===== Data lines
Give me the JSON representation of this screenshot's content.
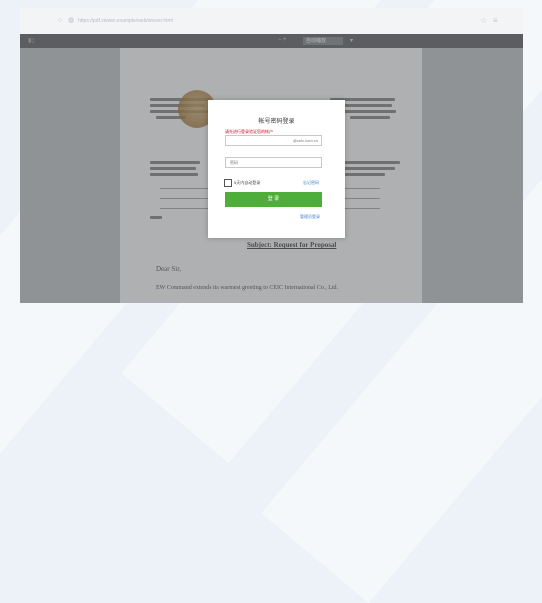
{
  "browser": {
    "url": "https://pdf.viewer.example/web/viewer.html"
  },
  "pdf_toolbar": {
    "zoom": "自动缩放"
  },
  "login_dialog": {
    "title": "帐号密码登录",
    "warning": "请先进行登录验证您的帐户",
    "username_suffix": "@ceic.com.cn",
    "password_placeholder": "密码",
    "remember_label": "5天内自动登录",
    "forgot_link": "忘记密码",
    "login_button": "登 录",
    "admin_link": "管理员登录"
  },
  "document": {
    "subject": "Subject: Request for Proposal",
    "salutation": "Dear Sir,",
    "body_line": "EW Command extends its warmest greeting to CEIC International Co., Ltd."
  },
  "colors": {
    "button_green": "#4fae3a",
    "link_blue": "#3d7ec3",
    "warning_red": "#d0021b"
  }
}
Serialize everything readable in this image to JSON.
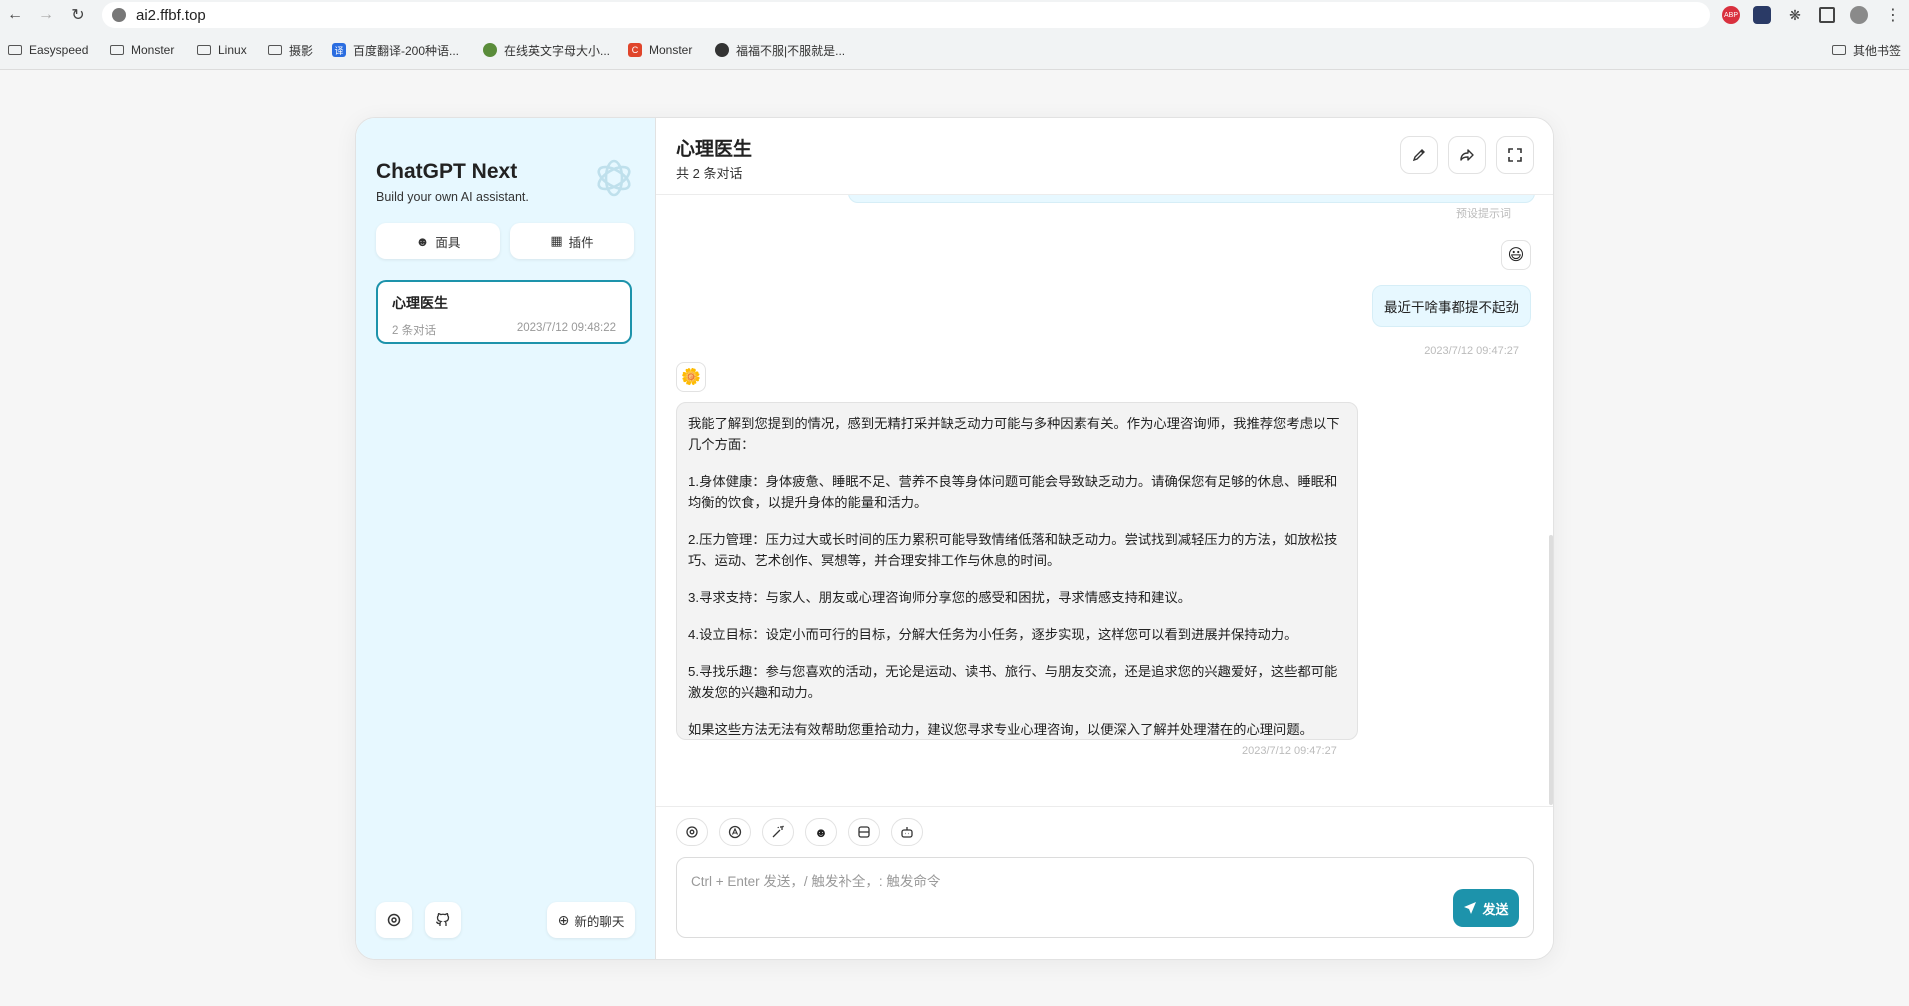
{
  "browser": {
    "url": "ai2.ffbf.top",
    "bookmarks": [
      "Easyspeed",
      "Monster",
      "Linux",
      "摄影",
      "百度翻译-200种语...",
      "在线英文字母大小...",
      "Monster",
      "福福不服|不服就是..."
    ],
    "other_bookmarks": "其他书签",
    "ext_badge": "ABP"
  },
  "sidebar": {
    "title": "ChatGPT Next",
    "subtitle": "Build your own AI assistant.",
    "mask_label": "面具",
    "plugin_label": "插件",
    "chats": [
      {
        "title": "心理医生",
        "count": "2 条对话",
        "date": "2023/7/12 09:48:22"
      }
    ],
    "new_chat_label": "新的聊天"
  },
  "header": {
    "title": "心理医生",
    "subtitle": "共 2 条对话"
  },
  "messages": {
    "preset_label": "预设提示词",
    "user": {
      "avatar": "😃",
      "text": "最近干啥事都提不起劲",
      "time": "2023/7/12 09:47:27"
    },
    "bot": {
      "avatar": "🌼",
      "paragraphs": [
        "我能了解到您提到的情况，感到无精打采并缺乏动力可能与多种因素有关。作为心理咨询师，我推荐您考虑以下几个方面：",
        "1.身体健康：身体疲惫、睡眠不足、营养不良等身体问题可能会导致缺乏动力。请确保您有足够的休息、睡眠和均衡的饮食，以提升身体的能量和活力。",
        "2.压力管理：压力过大或长时间的压力累积可能导致情绪低落和缺乏动力。尝试找到减轻压力的方法，如放松技巧、运动、艺术创作、冥想等，并合理安排工作与休息的时间。",
        "3.寻求支持：与家人、朋友或心理咨询师分享您的感受和困扰，寻求情感支持和建议。",
        "4.设立目标：设定小而可行的目标，分解大任务为小任务，逐步实现，这样您可以看到进展并保持动力。",
        "5.寻找乐趣：参与您喜欢的活动，无论是运动、读书、旅行、与朋友交流，还是追求您的兴趣爱好，这些都可能激发您的兴趣和动力。",
        "如果这些方法无法有效帮助您重拾动力，建议您寻求专业心理咨询，以便深入了解并处理潜在的心理问题。"
      ],
      "time": "2023/7/12 09:47:27"
    }
  },
  "input": {
    "placeholder": "Ctrl + Enter 发送，/ 触发补全，: 触发命令",
    "send_label": "发送"
  },
  "colors": {
    "accent": "#1d93ab",
    "sidebar_bg": "#e7f8ff"
  }
}
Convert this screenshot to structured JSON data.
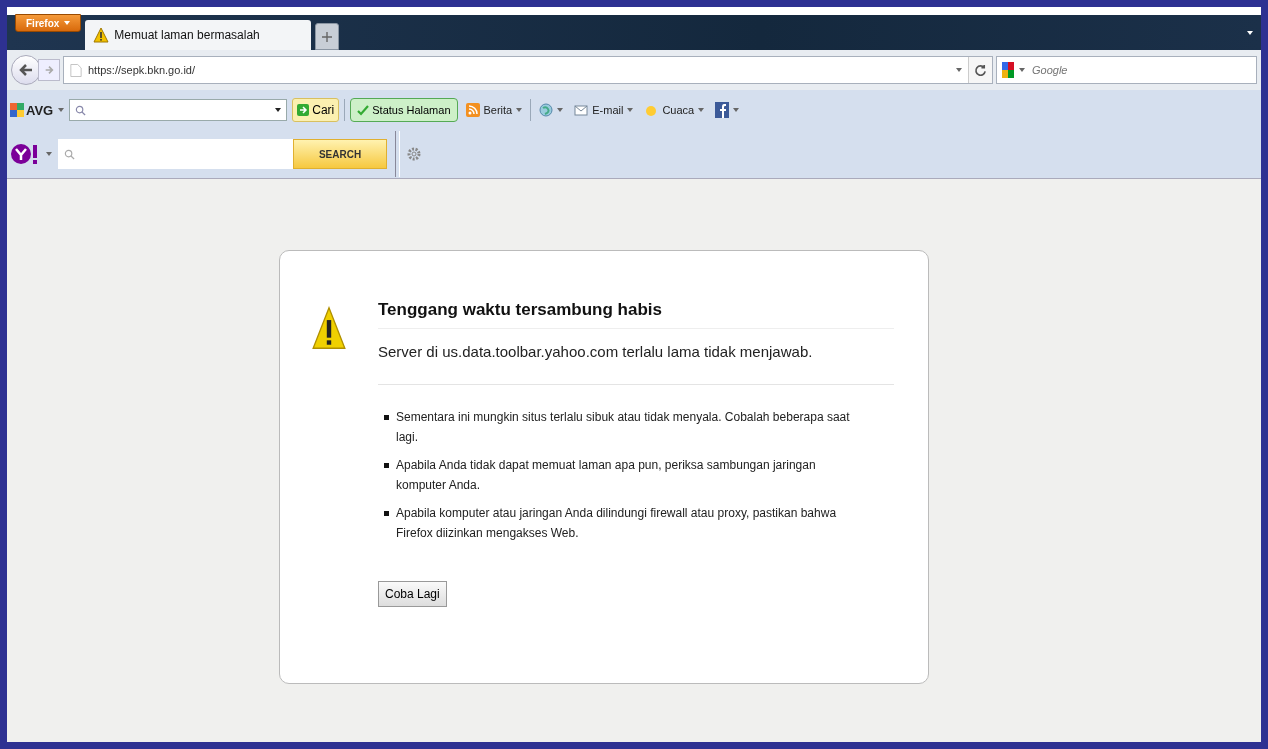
{
  "browser": {
    "menu_button": "Firefox",
    "tabs": [
      {
        "title": "Memuat laman bermasalah",
        "selected": true
      }
    ],
    "url": "https://sepk.bkn.go.id/",
    "search_placeholder": "Google"
  },
  "avg_toolbar": {
    "brand": "AVG",
    "search_button": "Cari",
    "items": [
      {
        "kind": "status",
        "label": "Status Halaman"
      },
      {
        "kind": "feed",
        "label": "Berita"
      },
      {
        "kind": "globe"
      },
      {
        "kind": "mail",
        "label": "E-mail"
      },
      {
        "kind": "weather",
        "label": "Cuaca"
      },
      {
        "kind": "facebook"
      }
    ]
  },
  "yahoo_toolbar": {
    "search_button": "SEARCH"
  },
  "error": {
    "title": "Tenggang waktu tersambung habis",
    "message": "Server di us.data.toolbar.yahoo.com terlalu lama tidak menjawab.",
    "bullets": [
      "Sementara ini mungkin situs terlalu sibuk atau tidak menyala. Cobalah beberapa saat lagi.",
      "Apabila Anda tidak dapat memuat laman apa pun, periksa sambungan jaringan komputer Anda.",
      "Apabila komputer atau jaringan Anda dilindungi firewall atau proxy, pastikan bahwa Firefox diizinkan mengakses Web."
    ],
    "button": "Coba Lagi"
  }
}
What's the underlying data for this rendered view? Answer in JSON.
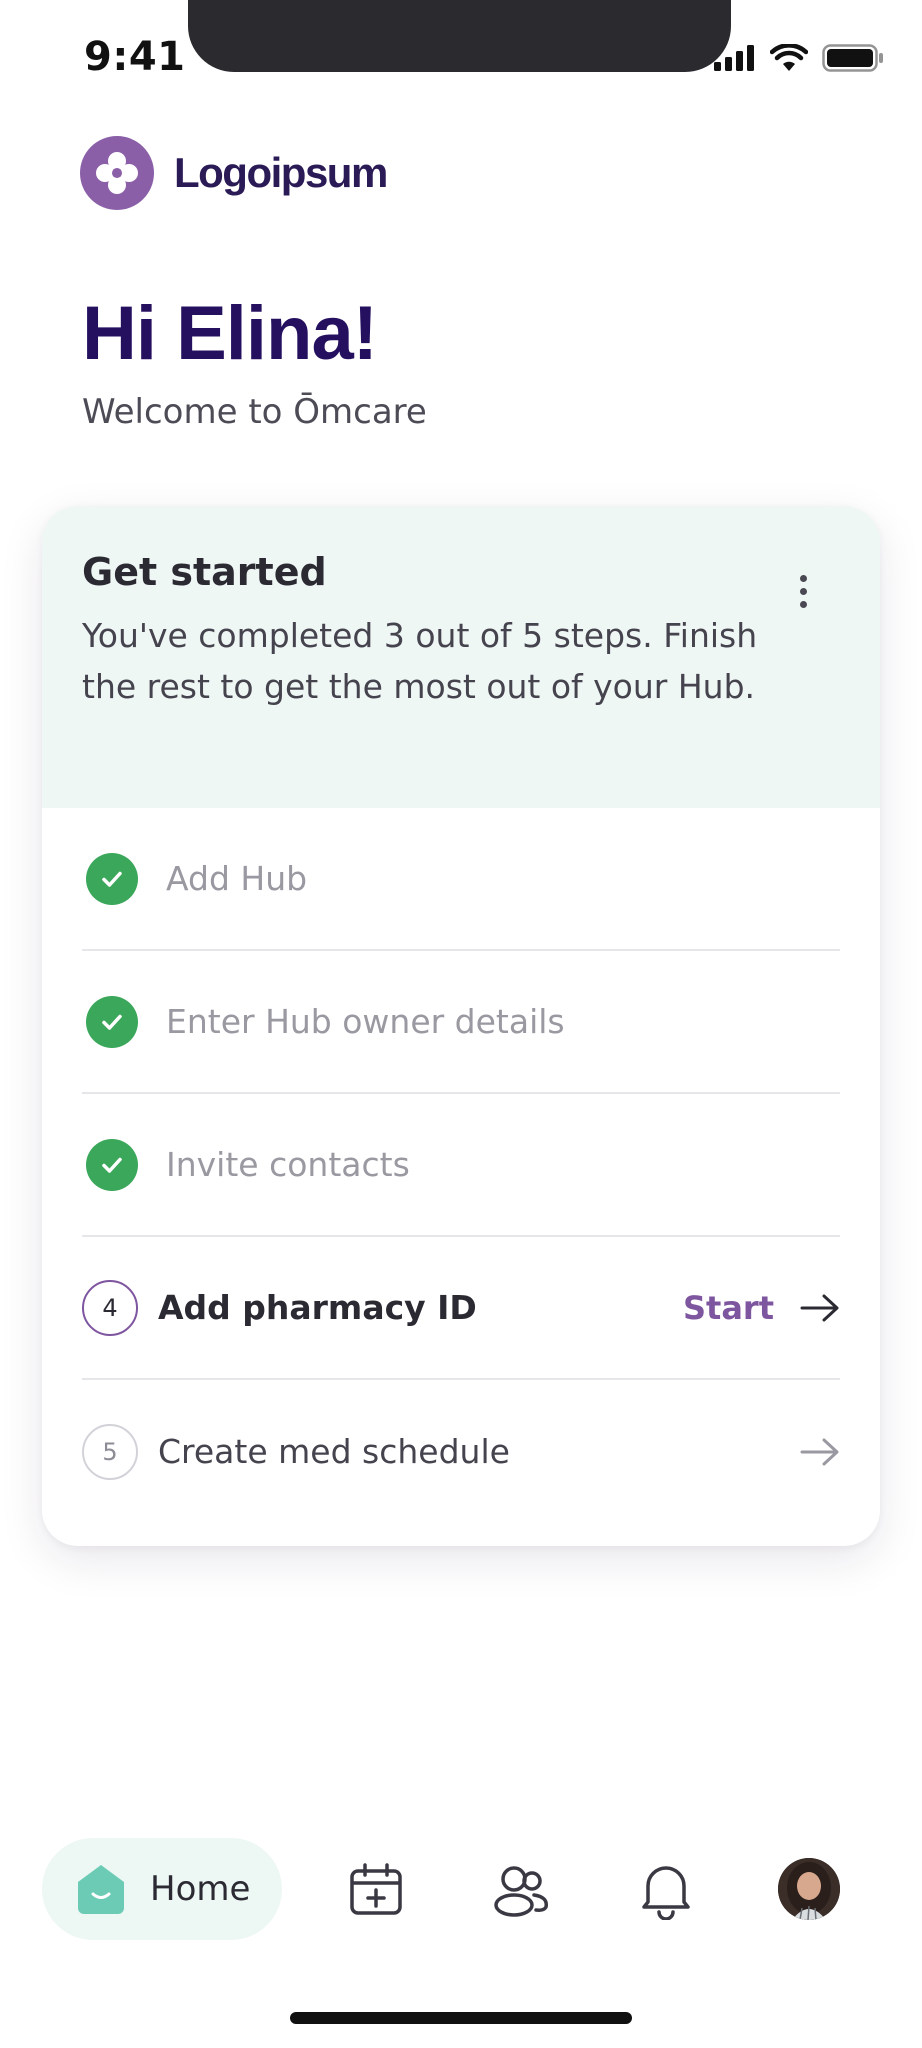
{
  "status_bar": {
    "time": "9:41"
  },
  "brand": {
    "name": "Logoipsum"
  },
  "greeting": {
    "title": "Hi Elina!",
    "subtitle": "Welcome to Ōmcare"
  },
  "card": {
    "title": "Get started",
    "description": "You've completed 3 out of 5 steps. Finish the rest to get the most out of your Hub.",
    "steps": [
      {
        "label": "Add Hub",
        "state": "done"
      },
      {
        "label": "Enter Hub owner details",
        "state": "done"
      },
      {
        "label": "Invite contacts",
        "state": "done"
      },
      {
        "number": "4",
        "label": "Add pharmacy ID",
        "state": "active",
        "action": "Start"
      },
      {
        "number": "5",
        "label": "Create med schedule",
        "state": "pending"
      }
    ]
  },
  "tab_bar": {
    "home_label": "Home",
    "items": [
      "home-icon",
      "calendar-add-icon",
      "contacts-icon",
      "bell-icon",
      "avatar"
    ]
  },
  "colors": {
    "brand_purple": "#8a5fa8",
    "heading_purple": "#24105f",
    "success_green": "#3aa75a",
    "accent_purple": "#7e559f",
    "header_tint": "#eff7f5",
    "home_teal": "#6ccbb5"
  }
}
==========
Except for the pictures, copy the material above exactly.

Give me the JSON representation of this screenshot's content.
{
  "browser": {
    "url": "https://pdf.viewer.example/web/viewer.html"
  },
  "pdf_toolbar": {
    "zoom": "自动缩放"
  },
  "login_dialog": {
    "title": "帐号密码登录",
    "warning": "请先进行登录验证您的帐户",
    "username_suffix": "@ceic.com.cn",
    "password_placeholder": "密码",
    "remember_label": "5天内自动登录",
    "forgot_link": "忘记密码",
    "login_button": "登 录",
    "admin_link": "管理员登录"
  },
  "document": {
    "subject": "Subject: Request for Proposal",
    "salutation": "Dear Sir,",
    "body_line": "EW Command extends its warmest greeting to CEIC International Co., Ltd."
  },
  "colors": {
    "button_green": "#4fae3a",
    "link_blue": "#3d7ec3",
    "warning_red": "#d0021b"
  }
}
Serialize everything readable in this image to JSON.
{
  "browser": {
    "url": "ai2.ffbf.top",
    "bookmarks": [
      "Easyspeed",
      "Monster",
      "Linux",
      "摄影",
      "百度翻译-200种语...",
      "在线英文字母大小...",
      "Monster",
      "福福不服|不服就是..."
    ],
    "other_bookmarks": "其他书签",
    "ext_badge": "ABP"
  },
  "sidebar": {
    "title": "ChatGPT Next",
    "subtitle": "Build your own AI assistant.",
    "mask_label": "面具",
    "plugin_label": "插件",
    "chats": [
      {
        "title": "心理医生",
        "count": "2 条对话",
        "date": "2023/7/12 09:48:22"
      }
    ],
    "new_chat_label": "新的聊天"
  },
  "header": {
    "title": "心理医生",
    "subtitle": "共 2 条对话"
  },
  "messages": {
    "preset_label": "预设提示词",
    "user": {
      "avatar": "😃",
      "text": "最近干啥事都提不起劲",
      "time": "2023/7/12 09:47:27"
    },
    "bot": {
      "avatar": "🌼",
      "paragraphs": [
        "我能了解到您提到的情况，感到无精打采并缺乏动力可能与多种因素有关。作为心理咨询师，我推荐您考虑以下几个方面：",
        "1.身体健康：身体疲惫、睡眠不足、营养不良等身体问题可能会导致缺乏动力。请确保您有足够的休息、睡眠和均衡的饮食，以提升身体的能量和活力。",
        "2.压力管理：压力过大或长时间的压力累积可能导致情绪低落和缺乏动力。尝试找到减轻压力的方法，如放松技巧、运动、艺术创作、冥想等，并合理安排工作与休息的时间。",
        "3.寻求支持：与家人、朋友或心理咨询师分享您的感受和困扰，寻求情感支持和建议。",
        "4.设立目标：设定小而可行的目标，分解大任务为小任务，逐步实现，这样您可以看到进展并保持动力。",
        "5.寻找乐趣：参与您喜欢的活动，无论是运动、读书、旅行、与朋友交流，还是追求您的兴趣爱好，这些都可能激发您的兴趣和动力。",
        "如果这些方法无法有效帮助您重拾动力，建议您寻求专业心理咨询，以便深入了解并处理潜在的心理问题。"
      ],
      "time": "2023/7/12 09:47:27"
    }
  },
  "input": {
    "placeholder": "Ctrl + Enter 发送，/ 触发补全，: 触发命令",
    "send_label": "发送"
  },
  "colors": {
    "accent": "#1d93ab",
    "sidebar_bg": "#e7f8ff"
  }
}
Convert this screenshot to structured JSON data.
{
  "browser": {
    "menu_button": "Firefox",
    "tabs": [
      {
        "title": "Memuat laman bermasalah",
        "selected": true
      }
    ],
    "url": "https://sepk.bkn.go.id/",
    "search_placeholder": "Google"
  },
  "avg_toolbar": {
    "brand": "AVG",
    "search_button": "Cari",
    "items": [
      {
        "kind": "status",
        "label": "Status Halaman"
      },
      {
        "kind": "feed",
        "label": "Berita"
      },
      {
        "kind": "globe"
      },
      {
        "kind": "mail",
        "label": "E-mail"
      },
      {
        "kind": "weather",
        "label": "Cuaca"
      },
      {
        "kind": "facebook"
      }
    ]
  },
  "yahoo_toolbar": {
    "search_button": "SEARCH"
  },
  "error": {
    "title": "Tenggang waktu tersambung habis",
    "message": "Server di us.data.toolbar.yahoo.com terlalu lama tidak menjawab.",
    "bullets": [
      "Sementara ini mungkin situs terlalu sibuk atau tidak menyala. Cobalah beberapa saat lagi.",
      "Apabila Anda tidak dapat memuat laman apa pun, periksa sambungan jaringan komputer Anda.",
      "Apabila komputer atau jaringan Anda dilindungi firewall atau proxy, pastikan bahwa Firefox diizinkan mengakses Web."
    ],
    "button": "Coba Lagi"
  }
}
What's the underlying data for this rendered view? Answer in JSON.
{
  "status_bar": {
    "time": "9:41"
  },
  "brand": {
    "name": "Logoipsum"
  },
  "greeting": {
    "title": "Hi Elina!",
    "subtitle": "Welcome to Ōmcare"
  },
  "card": {
    "title": "Get started",
    "description": "You've completed 3 out of 5 steps. Finish the rest to get the most out of your Hub.",
    "steps": [
      {
        "label": "Add Hub",
        "state": "done"
      },
      {
        "label": "Enter Hub owner details",
        "state": "done"
      },
      {
        "label": "Invite contacts",
        "state": "done"
      },
      {
        "number": "4",
        "label": "Add pharmacy ID",
        "state": "active",
        "action": "Start"
      },
      {
        "number": "5",
        "label": "Create med schedule",
        "state": "pending"
      }
    ]
  },
  "tab_bar": {
    "home_label": "Home",
    "items": [
      "home-icon",
      "calendar-add-icon",
      "contacts-icon",
      "bell-icon",
      "avatar"
    ]
  },
  "colors": {
    "brand_purple": "#8a5fa8",
    "heading_purple": "#24105f",
    "success_green": "#3aa75a",
    "accent_purple": "#7e559f",
    "header_tint": "#eff7f5",
    "home_teal": "#6ccbb5"
  }
}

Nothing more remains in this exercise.